* _Task requirements_
Copy out all lines in the data below containing the string "todos".

[Items listed in a dataset]
▽

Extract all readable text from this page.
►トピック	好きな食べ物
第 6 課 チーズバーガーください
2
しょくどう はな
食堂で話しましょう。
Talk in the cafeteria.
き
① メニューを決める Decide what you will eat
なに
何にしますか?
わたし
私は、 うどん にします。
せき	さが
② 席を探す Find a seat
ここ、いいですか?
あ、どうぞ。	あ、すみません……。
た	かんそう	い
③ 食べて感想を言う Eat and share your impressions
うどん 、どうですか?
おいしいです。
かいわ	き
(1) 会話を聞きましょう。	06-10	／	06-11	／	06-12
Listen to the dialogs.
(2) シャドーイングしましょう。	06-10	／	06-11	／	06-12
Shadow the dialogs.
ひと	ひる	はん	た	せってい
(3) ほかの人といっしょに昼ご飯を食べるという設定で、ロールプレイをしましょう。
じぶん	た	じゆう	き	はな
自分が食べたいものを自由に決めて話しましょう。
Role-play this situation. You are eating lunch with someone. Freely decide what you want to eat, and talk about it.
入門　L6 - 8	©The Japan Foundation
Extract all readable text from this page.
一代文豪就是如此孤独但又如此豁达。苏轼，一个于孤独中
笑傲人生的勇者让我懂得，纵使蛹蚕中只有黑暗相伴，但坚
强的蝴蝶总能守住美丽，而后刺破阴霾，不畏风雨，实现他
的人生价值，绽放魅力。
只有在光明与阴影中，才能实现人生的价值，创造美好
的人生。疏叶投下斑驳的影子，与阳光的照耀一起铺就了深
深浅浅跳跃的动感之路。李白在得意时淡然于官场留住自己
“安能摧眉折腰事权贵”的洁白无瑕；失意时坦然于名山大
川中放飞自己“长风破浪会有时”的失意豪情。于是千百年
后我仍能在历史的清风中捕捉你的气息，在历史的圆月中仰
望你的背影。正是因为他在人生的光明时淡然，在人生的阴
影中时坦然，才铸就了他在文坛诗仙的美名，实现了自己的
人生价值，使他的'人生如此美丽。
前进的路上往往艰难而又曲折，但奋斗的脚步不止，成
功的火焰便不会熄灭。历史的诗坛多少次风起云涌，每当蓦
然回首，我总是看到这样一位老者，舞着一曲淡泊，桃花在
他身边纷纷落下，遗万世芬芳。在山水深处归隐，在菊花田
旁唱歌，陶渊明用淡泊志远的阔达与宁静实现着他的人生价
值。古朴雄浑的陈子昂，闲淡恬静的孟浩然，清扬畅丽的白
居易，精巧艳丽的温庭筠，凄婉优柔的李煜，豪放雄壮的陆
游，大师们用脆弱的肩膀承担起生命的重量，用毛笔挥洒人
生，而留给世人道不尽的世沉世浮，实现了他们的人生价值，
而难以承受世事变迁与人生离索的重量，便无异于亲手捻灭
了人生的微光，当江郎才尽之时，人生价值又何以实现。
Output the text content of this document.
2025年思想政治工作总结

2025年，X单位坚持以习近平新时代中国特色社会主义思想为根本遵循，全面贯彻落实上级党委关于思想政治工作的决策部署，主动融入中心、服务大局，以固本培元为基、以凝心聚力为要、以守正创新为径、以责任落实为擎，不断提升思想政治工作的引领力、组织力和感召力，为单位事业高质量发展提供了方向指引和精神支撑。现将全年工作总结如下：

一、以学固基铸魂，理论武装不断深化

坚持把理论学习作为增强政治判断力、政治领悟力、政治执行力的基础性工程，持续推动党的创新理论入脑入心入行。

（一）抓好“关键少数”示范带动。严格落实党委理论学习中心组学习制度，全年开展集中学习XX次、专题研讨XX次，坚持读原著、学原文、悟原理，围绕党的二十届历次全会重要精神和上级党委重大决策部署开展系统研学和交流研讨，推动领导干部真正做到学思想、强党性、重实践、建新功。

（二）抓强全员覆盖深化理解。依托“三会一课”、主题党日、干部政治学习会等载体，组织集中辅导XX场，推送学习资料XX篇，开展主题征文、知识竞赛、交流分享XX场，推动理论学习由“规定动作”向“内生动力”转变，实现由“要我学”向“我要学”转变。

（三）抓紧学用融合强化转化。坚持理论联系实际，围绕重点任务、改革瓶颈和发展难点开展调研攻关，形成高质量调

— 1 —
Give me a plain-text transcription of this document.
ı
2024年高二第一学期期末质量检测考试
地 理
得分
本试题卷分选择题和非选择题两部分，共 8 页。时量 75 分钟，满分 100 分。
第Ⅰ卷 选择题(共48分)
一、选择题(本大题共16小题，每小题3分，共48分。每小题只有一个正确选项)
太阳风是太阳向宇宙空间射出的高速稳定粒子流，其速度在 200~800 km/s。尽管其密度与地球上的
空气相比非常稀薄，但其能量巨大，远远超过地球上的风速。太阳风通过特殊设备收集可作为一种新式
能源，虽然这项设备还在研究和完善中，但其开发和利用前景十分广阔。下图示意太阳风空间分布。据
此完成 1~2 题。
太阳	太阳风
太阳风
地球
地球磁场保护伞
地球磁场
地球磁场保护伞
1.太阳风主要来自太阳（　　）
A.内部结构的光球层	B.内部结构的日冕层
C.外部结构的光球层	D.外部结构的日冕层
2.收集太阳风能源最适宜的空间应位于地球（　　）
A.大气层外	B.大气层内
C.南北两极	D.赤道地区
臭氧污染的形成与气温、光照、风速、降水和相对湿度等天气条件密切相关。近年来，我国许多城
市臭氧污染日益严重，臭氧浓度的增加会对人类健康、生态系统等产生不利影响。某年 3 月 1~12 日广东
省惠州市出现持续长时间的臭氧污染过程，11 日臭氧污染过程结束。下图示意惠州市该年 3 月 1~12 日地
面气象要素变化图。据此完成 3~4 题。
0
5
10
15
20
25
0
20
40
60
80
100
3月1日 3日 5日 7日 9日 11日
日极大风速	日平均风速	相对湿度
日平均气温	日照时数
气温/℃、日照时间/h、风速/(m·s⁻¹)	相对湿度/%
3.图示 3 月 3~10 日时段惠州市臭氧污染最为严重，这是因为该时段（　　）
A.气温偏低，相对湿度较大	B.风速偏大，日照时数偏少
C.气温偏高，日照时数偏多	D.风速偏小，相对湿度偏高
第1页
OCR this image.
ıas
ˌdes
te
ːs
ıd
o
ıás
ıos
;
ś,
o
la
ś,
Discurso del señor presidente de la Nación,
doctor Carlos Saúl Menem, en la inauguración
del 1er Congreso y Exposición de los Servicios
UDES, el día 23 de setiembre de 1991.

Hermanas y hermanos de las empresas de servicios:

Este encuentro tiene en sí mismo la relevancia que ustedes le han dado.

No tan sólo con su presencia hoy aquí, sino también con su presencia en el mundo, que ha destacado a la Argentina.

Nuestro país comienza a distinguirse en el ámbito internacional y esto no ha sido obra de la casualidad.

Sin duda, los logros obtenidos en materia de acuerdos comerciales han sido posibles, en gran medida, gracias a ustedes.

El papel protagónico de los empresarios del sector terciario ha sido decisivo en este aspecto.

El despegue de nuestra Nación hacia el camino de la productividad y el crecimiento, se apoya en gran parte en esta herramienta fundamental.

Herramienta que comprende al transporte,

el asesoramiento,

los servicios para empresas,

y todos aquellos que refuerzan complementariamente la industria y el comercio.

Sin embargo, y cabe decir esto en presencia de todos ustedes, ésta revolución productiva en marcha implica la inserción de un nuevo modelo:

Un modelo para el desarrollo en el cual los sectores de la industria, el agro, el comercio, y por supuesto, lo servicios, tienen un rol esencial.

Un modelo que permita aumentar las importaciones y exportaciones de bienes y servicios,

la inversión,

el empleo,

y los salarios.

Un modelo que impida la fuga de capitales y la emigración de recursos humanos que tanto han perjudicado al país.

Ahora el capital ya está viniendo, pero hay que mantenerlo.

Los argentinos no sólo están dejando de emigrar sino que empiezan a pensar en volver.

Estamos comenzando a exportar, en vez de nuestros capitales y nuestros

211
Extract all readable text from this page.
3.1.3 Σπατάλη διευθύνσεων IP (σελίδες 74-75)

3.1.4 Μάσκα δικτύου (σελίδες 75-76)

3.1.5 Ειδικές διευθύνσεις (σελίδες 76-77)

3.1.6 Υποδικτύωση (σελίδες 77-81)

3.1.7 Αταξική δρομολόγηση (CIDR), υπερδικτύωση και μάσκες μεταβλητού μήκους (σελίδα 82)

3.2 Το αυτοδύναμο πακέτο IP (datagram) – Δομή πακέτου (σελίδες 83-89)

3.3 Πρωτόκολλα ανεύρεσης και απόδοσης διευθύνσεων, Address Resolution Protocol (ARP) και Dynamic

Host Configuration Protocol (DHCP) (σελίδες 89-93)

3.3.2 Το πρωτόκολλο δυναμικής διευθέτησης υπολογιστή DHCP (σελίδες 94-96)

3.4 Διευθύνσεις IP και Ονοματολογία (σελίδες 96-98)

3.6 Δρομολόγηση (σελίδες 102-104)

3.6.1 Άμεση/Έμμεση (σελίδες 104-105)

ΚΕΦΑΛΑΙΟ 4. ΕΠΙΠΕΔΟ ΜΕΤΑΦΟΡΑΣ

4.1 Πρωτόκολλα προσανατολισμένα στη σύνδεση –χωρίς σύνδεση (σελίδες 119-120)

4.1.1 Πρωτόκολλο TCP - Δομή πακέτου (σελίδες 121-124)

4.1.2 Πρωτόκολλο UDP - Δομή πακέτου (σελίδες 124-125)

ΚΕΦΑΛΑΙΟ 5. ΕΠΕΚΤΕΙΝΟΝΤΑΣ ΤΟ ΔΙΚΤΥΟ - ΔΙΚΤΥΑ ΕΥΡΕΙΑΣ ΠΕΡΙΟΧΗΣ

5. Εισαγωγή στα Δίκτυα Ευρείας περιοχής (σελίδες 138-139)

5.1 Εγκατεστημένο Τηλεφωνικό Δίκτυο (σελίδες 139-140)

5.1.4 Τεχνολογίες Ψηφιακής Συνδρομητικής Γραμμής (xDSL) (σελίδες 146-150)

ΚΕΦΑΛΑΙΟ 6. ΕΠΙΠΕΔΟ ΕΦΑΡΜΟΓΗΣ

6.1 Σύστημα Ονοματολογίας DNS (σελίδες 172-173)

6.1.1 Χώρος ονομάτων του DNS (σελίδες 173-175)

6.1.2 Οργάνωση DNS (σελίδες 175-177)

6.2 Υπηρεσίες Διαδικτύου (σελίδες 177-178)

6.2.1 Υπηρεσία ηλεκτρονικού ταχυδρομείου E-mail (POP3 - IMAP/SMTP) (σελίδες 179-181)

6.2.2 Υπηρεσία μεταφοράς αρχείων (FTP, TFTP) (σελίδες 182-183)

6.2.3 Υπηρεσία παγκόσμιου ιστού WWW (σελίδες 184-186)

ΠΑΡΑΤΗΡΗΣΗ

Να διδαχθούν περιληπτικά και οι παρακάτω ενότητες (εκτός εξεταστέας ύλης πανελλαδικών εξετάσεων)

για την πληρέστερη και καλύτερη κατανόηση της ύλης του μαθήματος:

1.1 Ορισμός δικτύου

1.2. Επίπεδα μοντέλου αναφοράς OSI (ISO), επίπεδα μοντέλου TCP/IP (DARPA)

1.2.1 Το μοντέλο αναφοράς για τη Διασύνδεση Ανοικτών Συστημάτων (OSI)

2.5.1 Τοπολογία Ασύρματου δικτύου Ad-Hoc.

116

△

* _Full answer_
y todos aquellos que refuerzan complementariamente la industria y el comercio.
Sin embargo, y cabe decir esto en presencia de todos ustedes, ésta revolución productiva en marcha implica la inserción de un nuevo modelo:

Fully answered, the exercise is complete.